Required task: Write out every line of the records below exactly as it appears, but leave the pictures out of your answer.

Given data:
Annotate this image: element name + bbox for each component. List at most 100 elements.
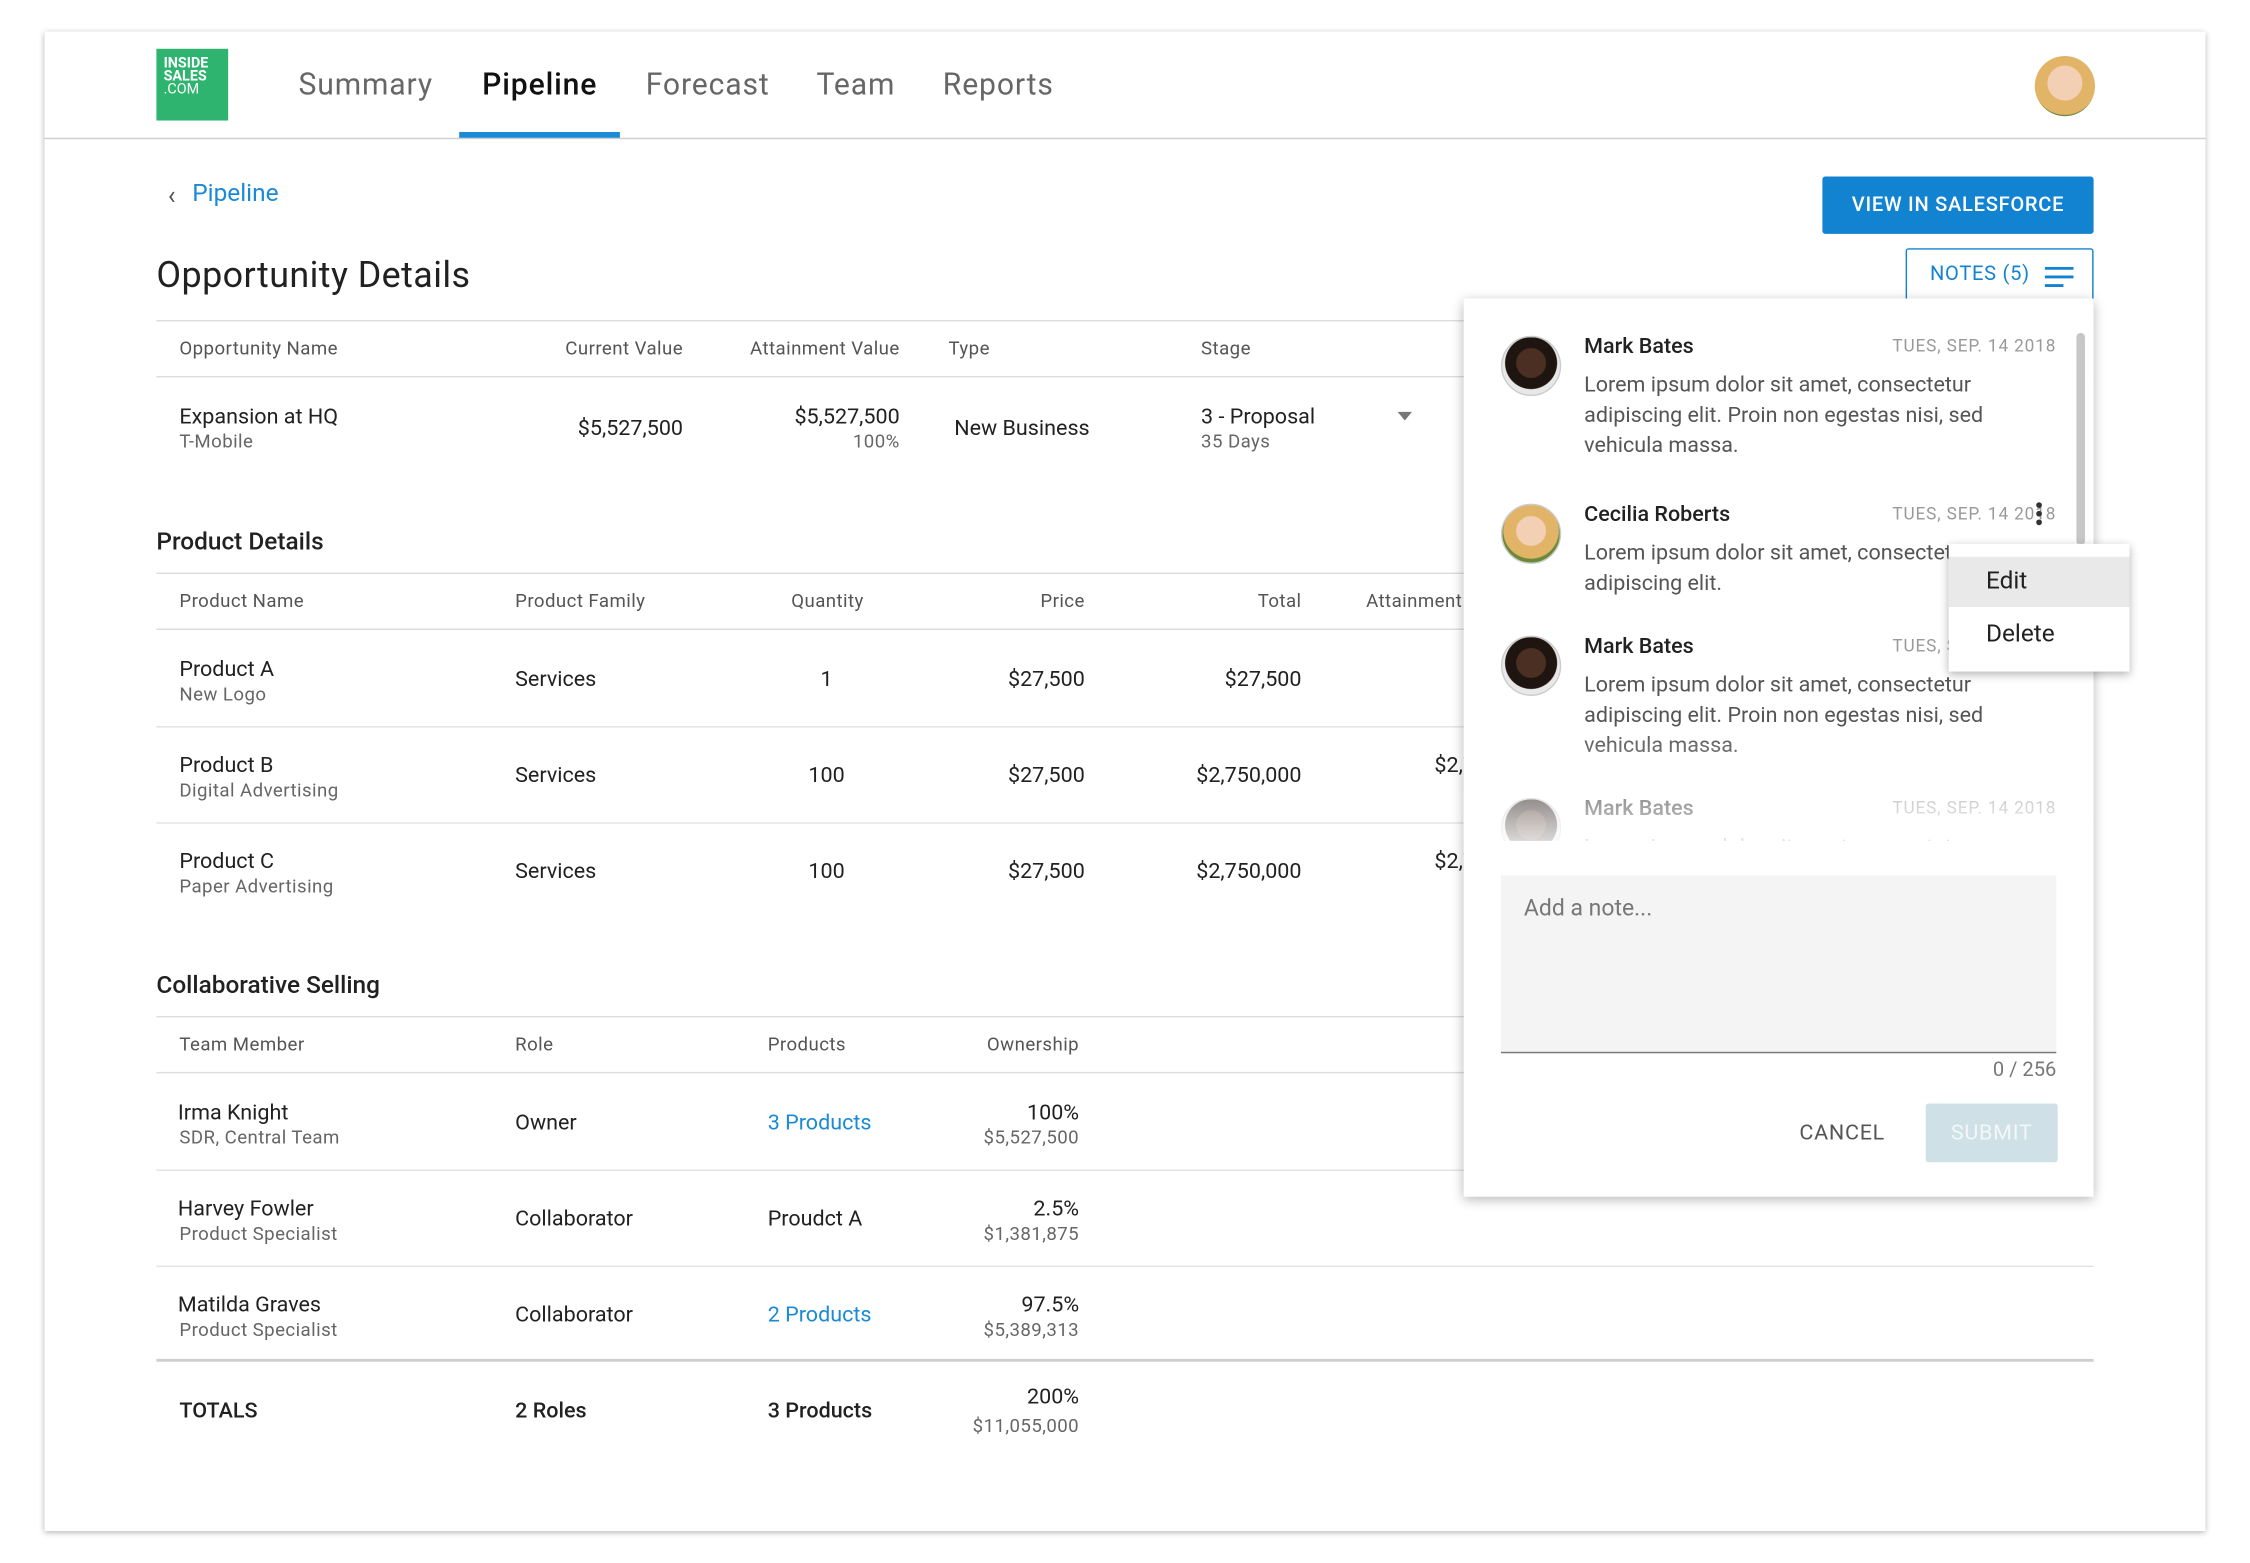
divider bbox=[156, 319, 2094, 322]
logo-line: INSIDE bbox=[163, 55, 209, 72]
cell: 1 bbox=[820, 665, 833, 692]
cell: Proudct A bbox=[767, 1205, 863, 1232]
kebab-icon bbox=[2036, 502, 2042, 526]
cell: $2,750,000 bbox=[1196, 858, 1302, 884]
divider bbox=[156, 1071, 2094, 1074]
products-link[interactable]: 3 Products bbox=[767, 1109, 872, 1136]
cell: $5,527,500 bbox=[577, 414, 684, 441]
nav-tab[interactable]: Summary bbox=[298, 68, 433, 104]
char-counter: 0 / 256 bbox=[1992, 1058, 2057, 1082]
note-avatar bbox=[1500, 335, 1562, 397]
note-text: Lorem ipsum dolor sit amet, consectetur … bbox=[1584, 539, 1972, 596]
cell: $27,500 bbox=[1224, 665, 1302, 692]
notes-icon bbox=[2044, 266, 2074, 287]
cell: New Business bbox=[954, 414, 1090, 441]
column-header: Attainment Value bbox=[750, 338, 900, 361]
cell: Digital Advertising bbox=[179, 780, 339, 803]
nav-tab[interactable]: Forecast bbox=[645, 68, 770, 104]
cell: Product C bbox=[179, 848, 274, 874]
cell: $27,500 bbox=[1007, 665, 1085, 692]
cell: Product A bbox=[179, 655, 275, 682]
products-link[interactable]: 2 Products bbox=[767, 1301, 872, 1328]
column-header: Total bbox=[1257, 591, 1302, 613]
cell: Matilda Graves bbox=[177, 1291, 322, 1318]
context-menu: Edit Delete bbox=[1948, 543, 2130, 672]
column-header: Ownership bbox=[986, 1034, 1080, 1057]
column-header: Role bbox=[515, 1034, 554, 1057]
column-header: Opportunity Name bbox=[179, 338, 338, 361]
cancel-button[interactable]: CANCEL bbox=[1799, 1119, 1885, 1146]
cell: $2,750,000 bbox=[1196, 761, 1302, 788]
column-header: Type bbox=[948, 338, 990, 361]
cell: 200% bbox=[1027, 1383, 1080, 1410]
cell: 100% bbox=[852, 431, 900, 454]
page-title: Opportunity Details bbox=[156, 255, 471, 298]
cell: $27,500 bbox=[1007, 858, 1085, 884]
note-text: Lorem ipsum dolor sit amet, consectetur … bbox=[1584, 371, 1984, 458]
divider bbox=[156, 726, 2094, 728]
note-date: TUES, SEP. 14 2018 bbox=[1892, 335, 2057, 356]
column-header: Attainment bbox=[1366, 591, 1463, 613]
active-tab-indicator bbox=[459, 132, 620, 138]
scrollbar[interactable] bbox=[2076, 332, 2085, 546]
header-divider bbox=[44, 137, 2206, 140]
cell: Product Specialist bbox=[179, 1320, 338, 1342]
submit-button[interactable]: SUBMIT bbox=[1925, 1103, 2058, 1163]
logo: INSIDE SALES .COM bbox=[156, 48, 229, 121]
column-header: Product Name bbox=[179, 591, 305, 613]
back-chevron[interactable]: ‹ bbox=[167, 180, 176, 211]
section-title: Collaborative Selling bbox=[156, 971, 380, 1001]
cell: $27,500 bbox=[1007, 761, 1085, 788]
cell: 100 bbox=[808, 858, 845, 884]
stage-dropdown[interactable] bbox=[1397, 411, 1412, 421]
column-header: Product Family bbox=[515, 591, 646, 613]
cell: SDR, Central Team bbox=[179, 1127, 340, 1150]
cell: 3 - Proposal bbox=[1201, 403, 1316, 430]
kebab-menu[interactable] bbox=[2033, 501, 2044, 530]
menu-edit[interactable]: Edit bbox=[1948, 556, 2130, 607]
menu-label: Delete bbox=[1985, 619, 2055, 649]
cell: 35 Days bbox=[1201, 431, 1271, 454]
cell: 100 bbox=[808, 761, 845, 788]
cell: New Logo bbox=[179, 684, 267, 706]
notes-button-label: NOTES (5) bbox=[1930, 262, 2030, 286]
divider bbox=[156, 1169, 2094, 1171]
column-header: Quantity bbox=[791, 591, 864, 613]
menu-delete[interactable]: Delete bbox=[1949, 610, 2130, 660]
section-title: Product Details bbox=[156, 528, 324, 557]
column-header: Products bbox=[767, 1034, 846, 1057]
divider bbox=[156, 1265, 2094, 1268]
cell: Services bbox=[515, 858, 597, 884]
nav-tab[interactable]: Reports bbox=[942, 68, 1054, 104]
divider bbox=[156, 375, 2094, 378]
note-input[interactable]: Add a note... bbox=[1500, 875, 2057, 1054]
cell: T-Mobile bbox=[179, 431, 254, 454]
notes-panel: Mark Bates TUES, SEP. 14 2018 Lorem ipsum … bbox=[1463, 298, 2094, 1197]
nav-tab[interactable]: Team bbox=[816, 68, 896, 104]
divider bbox=[156, 1358, 2094, 1362]
cell: 97.5% bbox=[1021, 1291, 1080, 1318]
note-author: Cecilia Roberts bbox=[1584, 500, 1731, 527]
cell: Owner bbox=[515, 1109, 577, 1136]
salesforce-button[interactable]: VIEW IN SALESFORCE bbox=[1822, 176, 2094, 234]
column-header: Price bbox=[1040, 591, 1085, 613]
cell: 2.5% bbox=[1033, 1195, 1080, 1222]
logo-line: SALES bbox=[163, 68, 207, 85]
totals-cell: 2 Roles bbox=[515, 1397, 587, 1424]
breadcrumb[interactable]: Pipeline bbox=[192, 179, 279, 209]
cell: $11,055,000 bbox=[972, 1416, 1080, 1438]
menu-label: Edit bbox=[1985, 566, 2028, 596]
cell: Collaborator bbox=[515, 1301, 633, 1328]
cell: Product B bbox=[179, 751, 274, 778]
cell: $5,389,313 bbox=[983, 1320, 1080, 1342]
note-author: Mark Bates bbox=[1584, 332, 1694, 359]
divider bbox=[156, 628, 2094, 630]
notes-button[interactable]: NOTES (5) bbox=[1905, 248, 2094, 303]
column-header: Team Member bbox=[179, 1034, 305, 1057]
note-avatar bbox=[1500, 503, 1562, 564]
column-header: Stage bbox=[1201, 338, 1251, 361]
user-avatar[interactable] bbox=[2034, 55, 2096, 117]
cell: Collaborator bbox=[515, 1205, 633, 1232]
nav-tab[interactable]: Pipeline bbox=[482, 68, 598, 104]
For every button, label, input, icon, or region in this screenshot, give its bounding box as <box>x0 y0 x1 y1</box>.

The completed task:
Annotate this image: element name + bbox for each component. List at most 100 elements.
divider bbox=[156, 319, 2094, 322]
logo-line: INSIDE bbox=[163, 55, 209, 72]
cell: 1 bbox=[820, 665, 833, 692]
cell: Proudct A bbox=[767, 1205, 863, 1232]
kebab-icon bbox=[2036, 502, 2042, 526]
cell: $2,750,000 bbox=[1196, 858, 1302, 884]
divider bbox=[156, 1071, 2094, 1074]
products-link[interactable]: 3 Products bbox=[767, 1109, 872, 1136]
cell: $5,527,500 bbox=[577, 414, 684, 441]
nav-tab[interactable]: Summary bbox=[298, 68, 433, 104]
char-counter: 0 / 256 bbox=[1992, 1058, 2057, 1082]
note-avatar bbox=[1500, 335, 1562, 397]
note-text: Lorem ipsum dolor sit amet, consectetur … bbox=[1584, 539, 1972, 596]
cell: $27,500 bbox=[1224, 665, 1302, 692]
notes-icon bbox=[2044, 266, 2074, 287]
cell: New Business bbox=[954, 414, 1090, 441]
column-header: Attainment Value bbox=[750, 338, 900, 361]
cell: Digital Advertising bbox=[179, 780, 339, 803]
nav-tab[interactable]: Forecast bbox=[645, 68, 770, 104]
cell: Product C bbox=[179, 848, 274, 874]
cell: $27,500 bbox=[1007, 665, 1085, 692]
cell: Product A bbox=[179, 655, 275, 682]
products-link[interactable]: 2 Products bbox=[767, 1301, 872, 1328]
column-header: Total bbox=[1257, 591, 1302, 613]
cell: Matilda Graves bbox=[177, 1291, 322, 1318]
context-menu: Edit Delete bbox=[1948, 543, 2130, 672]
column-header: Ownership bbox=[986, 1034, 1080, 1057]
column-header: Role bbox=[515, 1034, 554, 1057]
column-header: Opportunity Name bbox=[179, 338, 338, 361]
cancel-button[interactable]: CANCEL bbox=[1799, 1119, 1885, 1146]
cell: $2,750,000 bbox=[1196, 761, 1302, 788]
column-header: Type bbox=[948, 338, 990, 361]
cell: 200% bbox=[1027, 1383, 1080, 1410]
cell: 100% bbox=[852, 431, 900, 454]
page-title: Opportunity Details bbox=[156, 255, 471, 298]
cell: $27,500 bbox=[1007, 858, 1085, 884]
note-text: Lorem ipsum dolor sit amet, consectetur … bbox=[1584, 371, 1984, 458]
divider bbox=[156, 726, 2094, 728]
note-date: TUES, SEP. 14 2018 bbox=[1892, 335, 2057, 356]
column-header: Attainment bbox=[1366, 591, 1463, 613]
active-tab-indicator bbox=[459, 132, 620, 138]
scrollbar[interactable] bbox=[2076, 332, 2085, 546]
header-divider bbox=[44, 137, 2206, 140]
cell: Product Specialist bbox=[179, 1320, 338, 1342]
submit-button[interactable]: SUBMIT bbox=[1925, 1103, 2058, 1163]
logo: INSIDE SALES .COM bbox=[156, 48, 229, 121]
column-header: Product Name bbox=[179, 591, 305, 613]
back-chevron[interactable]: ‹ bbox=[167, 180, 176, 211]
section-title: Collaborative Selling bbox=[156, 971, 380, 1001]
cell: $27,500 bbox=[1007, 761, 1085, 788]
cell: 100 bbox=[808, 858, 845, 884]
stage-dropdown[interactable] bbox=[1397, 411, 1412, 421]
column-header: Product Family bbox=[515, 591, 646, 613]
cell: SDR, Central Team bbox=[179, 1127, 340, 1150]
cell: 3 - Proposal bbox=[1201, 403, 1316, 430]
kebab-menu[interactable] bbox=[2033, 501, 2044, 530]
menu-edit[interactable]: Edit bbox=[1948, 556, 2130, 607]
menu-label: Delete bbox=[1985, 619, 2055, 649]
cell: 35 Days bbox=[1201, 431, 1271, 454]
cell: 100 bbox=[808, 761, 845, 788]
cell: New Logo bbox=[179, 684, 267, 706]
notes-button-label: NOTES (5) bbox=[1930, 262, 2030, 286]
divider bbox=[156, 1169, 2094, 1171]
column-header: Quantity bbox=[791, 591, 864, 613]
menu-delete[interactable]: Delete bbox=[1949, 610, 2130, 660]
section-title: Product Details bbox=[156, 528, 324, 557]
column-header: Products bbox=[767, 1034, 846, 1057]
divider bbox=[156, 1265, 2094, 1268]
cell: Services bbox=[515, 858, 597, 884]
nav-tab[interactable]: Reports bbox=[942, 68, 1054, 104]
divider bbox=[156, 375, 2094, 378]
note-input[interactable]: Add a note... bbox=[1500, 875, 2057, 1054]
cell: T-Mobile bbox=[179, 431, 254, 454]
notes-panel: Mark Bates TUES, SEP. 14 2018 Lorem ipsum … bbox=[1463, 298, 2094, 1197]
nav-tab[interactable]: Team bbox=[816, 68, 896, 104]
divider bbox=[156, 1358, 2094, 1362]
cell: 97.5% bbox=[1021, 1291, 1080, 1318]
note-author: Cecilia Roberts bbox=[1584, 500, 1731, 527]
cell: Owner bbox=[515, 1109, 577, 1136]
salesforce-button[interactable]: VIEW IN SALESFORCE bbox=[1822, 176, 2094, 234]
column-header: Price bbox=[1040, 591, 1085, 613]
cell: 2.5% bbox=[1033, 1195, 1080, 1222]
logo-line: SALES bbox=[163, 68, 207, 85]
totals-cell: 2 Roles bbox=[515, 1397, 587, 1424]
breadcrumb[interactable]: Pipeline bbox=[192, 179, 279, 209]
cell: $11,055,000 bbox=[972, 1416, 1080, 1438]
menu-label: Edit bbox=[1985, 566, 2028, 596]
cell: Collaborator bbox=[515, 1301, 633, 1328]
cell: Product B bbox=[179, 751, 274, 778]
cell: $5,389,313 bbox=[983, 1320, 1080, 1342]
note-author: Mark Bates bbox=[1584, 332, 1694, 359]
divider bbox=[156, 628, 2094, 630]
notes-button[interactable]: NOTES (5) bbox=[1905, 248, 2094, 303]
column-header: Team Member bbox=[179, 1034, 305, 1057]
note-avatar bbox=[1500, 503, 1562, 564]
column-header: Stage bbox=[1201, 338, 1251, 361]
user-avatar[interactable] bbox=[2034, 55, 2096, 117]
cell: Collaborator bbox=[515, 1205, 633, 1232]
nav-tab[interactable]: Pipeline bbox=[482, 68, 598, 104]
For every button, label, input, icon, or region in this screenshot, give its bounding box as <box>x0 y0 x1 y1</box>.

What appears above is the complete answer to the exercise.